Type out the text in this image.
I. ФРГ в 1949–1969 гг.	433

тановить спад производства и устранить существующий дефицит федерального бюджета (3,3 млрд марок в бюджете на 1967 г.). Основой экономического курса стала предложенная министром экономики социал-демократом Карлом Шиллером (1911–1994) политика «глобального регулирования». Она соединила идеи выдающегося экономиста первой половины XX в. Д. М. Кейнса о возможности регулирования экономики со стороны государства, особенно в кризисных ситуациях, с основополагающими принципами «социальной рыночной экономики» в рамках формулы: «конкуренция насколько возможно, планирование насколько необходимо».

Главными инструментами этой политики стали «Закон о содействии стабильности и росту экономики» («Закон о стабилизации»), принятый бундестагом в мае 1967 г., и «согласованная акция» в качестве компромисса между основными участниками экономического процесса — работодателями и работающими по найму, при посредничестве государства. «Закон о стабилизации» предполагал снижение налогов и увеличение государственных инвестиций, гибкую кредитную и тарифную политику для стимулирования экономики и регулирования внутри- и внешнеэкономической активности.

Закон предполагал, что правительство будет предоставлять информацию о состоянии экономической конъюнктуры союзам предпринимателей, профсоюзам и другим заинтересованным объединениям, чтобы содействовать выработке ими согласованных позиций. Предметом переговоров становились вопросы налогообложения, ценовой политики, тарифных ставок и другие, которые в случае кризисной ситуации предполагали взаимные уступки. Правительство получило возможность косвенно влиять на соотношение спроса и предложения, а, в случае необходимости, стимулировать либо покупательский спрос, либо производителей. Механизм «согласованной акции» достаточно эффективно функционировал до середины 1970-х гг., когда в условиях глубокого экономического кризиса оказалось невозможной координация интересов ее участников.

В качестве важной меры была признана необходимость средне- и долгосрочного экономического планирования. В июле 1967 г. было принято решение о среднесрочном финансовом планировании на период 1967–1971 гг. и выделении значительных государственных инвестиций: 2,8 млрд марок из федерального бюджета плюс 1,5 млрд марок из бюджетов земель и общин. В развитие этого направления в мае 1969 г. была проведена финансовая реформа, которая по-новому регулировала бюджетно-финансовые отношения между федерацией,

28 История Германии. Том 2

▸ Work to do
Write out the whole listing again. Match it word for word.

▸ Written answer
Type out the text in this image.
I. ФРГ в 1949–1969 гг.	433

тановить спад производства и устранить существующий дефицит федерального бюджета (3,3 млрд марок в бюджете на 1967 г.). Основой экономического курса стала предложенная министром экономики социал-демократом Карлом Шиллером (1911–1994) политика «глобального регулирования». Она соединила идеи выдающегося экономиста первой половины XX в. Д. М. Кейнса о возможности регулирования экономики со стороны государства, особенно в кризисных ситуациях, с основополагающими принципами «социальной рыночной экономики» в рамках формулы: «конкуренция насколько возможно, планирование насколько необходимо».

Главными инструментами этой политики стали «Закон о содействии стабильности и росту экономики» («Закон о стабилизации»), принятый бундестагом в мае 1967 г., и «согласованная акция» в качестве компромисса между основными участниками экономического процесса — работодателями и работающими по найму, при посредничестве государства. «Закон о стабилизации» предполагал снижение налогов и увеличение государственных инвестиций, гибкую кредитную и тарифную политику для стимулирования экономики и регулирования внутри- и внешнеэкономической активности.

Закон предполагал, что правительство будет предоставлять информацию о состоянии экономической конъюнктуры союзам предпринимателей, профсоюзам и другим заинтересованным объединениям, чтобы содействовать выработке ими согласованных позиций. Предметом переговоров становились вопросы налогообложения, ценовой политики, тарифных ставок и другие, которые в случае кризисной ситуации предполагали взаимные уступки. Правительство получило возможность косвенно влиять на соотношение спроса и предложения, а, в случае необходимости, стимулировать либо покупательский спрос, либо производителей. Механизм «согласованной акции» достаточно эффективно функционировал до середины 1970-х гг., когда в условиях глубокого экономического кризиса оказалось невозможной координация интересов ее участников.

В качестве важной меры была признана необходимость средне- и долгосрочного экономического планирования. В июле 1967 г. было принято решение о среднесрочном финансовом планировании на период 1967–1971 гг. и выделении значительных государственных инвестиций: 2,8 млрд марок из федерального бюджета плюс 1,5 млрд марок из бюджетов земель и общин. В развитие этого направления в мае 1969 г. была проведена финансовая реформа, которая по-новому регулировала бюджетно-финансовые отношения между федерацией,

28 История Германии. Том 2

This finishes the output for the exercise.